- [Stored data]
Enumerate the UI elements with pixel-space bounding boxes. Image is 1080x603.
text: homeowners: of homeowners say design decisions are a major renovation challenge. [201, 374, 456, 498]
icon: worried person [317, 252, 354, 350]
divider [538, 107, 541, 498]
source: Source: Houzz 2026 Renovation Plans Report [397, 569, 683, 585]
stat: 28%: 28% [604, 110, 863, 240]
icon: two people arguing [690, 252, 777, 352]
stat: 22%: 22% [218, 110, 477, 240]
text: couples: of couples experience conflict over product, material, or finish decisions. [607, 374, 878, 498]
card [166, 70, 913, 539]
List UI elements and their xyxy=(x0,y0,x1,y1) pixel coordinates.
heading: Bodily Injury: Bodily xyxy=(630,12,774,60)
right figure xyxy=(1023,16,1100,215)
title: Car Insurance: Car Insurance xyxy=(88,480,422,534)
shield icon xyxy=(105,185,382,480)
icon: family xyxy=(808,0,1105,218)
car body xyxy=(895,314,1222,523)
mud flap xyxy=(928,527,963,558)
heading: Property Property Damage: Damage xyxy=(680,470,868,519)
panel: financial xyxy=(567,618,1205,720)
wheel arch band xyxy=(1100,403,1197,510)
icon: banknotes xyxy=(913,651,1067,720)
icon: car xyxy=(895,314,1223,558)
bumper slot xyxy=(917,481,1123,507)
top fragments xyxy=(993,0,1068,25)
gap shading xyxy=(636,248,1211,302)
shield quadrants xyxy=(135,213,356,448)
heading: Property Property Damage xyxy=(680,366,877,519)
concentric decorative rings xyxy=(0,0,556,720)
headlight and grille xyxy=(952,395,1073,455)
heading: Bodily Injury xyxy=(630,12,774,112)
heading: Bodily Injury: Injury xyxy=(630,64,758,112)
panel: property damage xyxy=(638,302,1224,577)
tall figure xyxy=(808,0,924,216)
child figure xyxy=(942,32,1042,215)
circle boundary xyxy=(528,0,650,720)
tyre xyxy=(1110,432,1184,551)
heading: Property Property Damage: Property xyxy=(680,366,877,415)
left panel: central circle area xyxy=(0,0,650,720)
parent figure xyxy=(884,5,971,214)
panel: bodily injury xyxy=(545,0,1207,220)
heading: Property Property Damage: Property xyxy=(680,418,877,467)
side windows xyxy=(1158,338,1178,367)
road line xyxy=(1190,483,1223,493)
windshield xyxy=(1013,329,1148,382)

- [Exercise brief]
Write out the lines of the material exactly, from its first line through the line containing "Damage: Property xyxy=(680,418,877,467)", inclusive.

- [Result of the task]
Enumerate the UI elements with pixel-space bounding boxes. Image is 1080x603.
text: homeowners: of homeowners say design decisions are a major renovation challenge. [201, 374, 456, 498]
icon: worried person [317, 252, 354, 350]
divider [538, 107, 541, 498]
source: Source: Houzz 2026 Renovation Plans Report [397, 569, 683, 585]
stat: 28%: 28% [604, 110, 863, 240]
icon: two people arguing [690, 252, 777, 352]
stat: 22%: 22% [218, 110, 477, 240]
text: couples: of couples experience conflict over product, material, or finish decisions. [607, 374, 878, 498]
card [166, 70, 913, 539]
List UI elements and their xyxy=(x0,y0,x1,y1) pixel coordinates.
heading: Bodily Injury: Bodily xyxy=(630,12,774,60)
right figure xyxy=(1023,16,1100,215)
title: Car Insurance: Car Insurance xyxy=(88,480,422,534)
shield icon xyxy=(105,185,382,480)
icon: family xyxy=(808,0,1105,218)
car body xyxy=(895,314,1222,523)
mud flap xyxy=(928,527,963,558)
heading: Property Property Damage: Damage xyxy=(680,470,868,519)
panel: financial xyxy=(567,618,1205,720)
wheel arch band xyxy=(1100,403,1197,510)
icon: banknotes xyxy=(913,651,1067,720)
icon: car xyxy=(895,314,1223,558)
bumper slot xyxy=(917,481,1123,507)
top fragments xyxy=(993,0,1068,25)
gap shading xyxy=(636,248,1211,302)
shield quadrants xyxy=(135,213,356,448)
heading: Property Property Damage xyxy=(680,366,877,519)
concentric decorative rings xyxy=(0,0,556,720)
headlight and grille xyxy=(952,395,1073,455)
heading: Bodily Injury xyxy=(630,12,774,112)
heading: Bodily Injury: Injury xyxy=(630,64,758,112)
panel: property damage xyxy=(638,302,1224,577)
tall figure xyxy=(808,0,924,216)
child figure xyxy=(942,32,1042,215)
circle boundary xyxy=(528,0,650,720)
tyre xyxy=(1110,432,1184,551)
heading: Property Property Damage: Property xyxy=(680,366,877,415)
left panel: central circle area xyxy=(0,0,650,720)
parent figure xyxy=(884,5,971,214)
panel: bodily injury xyxy=(545,0,1207,220)
heading: Property Property Damage: Property xyxy=(680,418,877,467)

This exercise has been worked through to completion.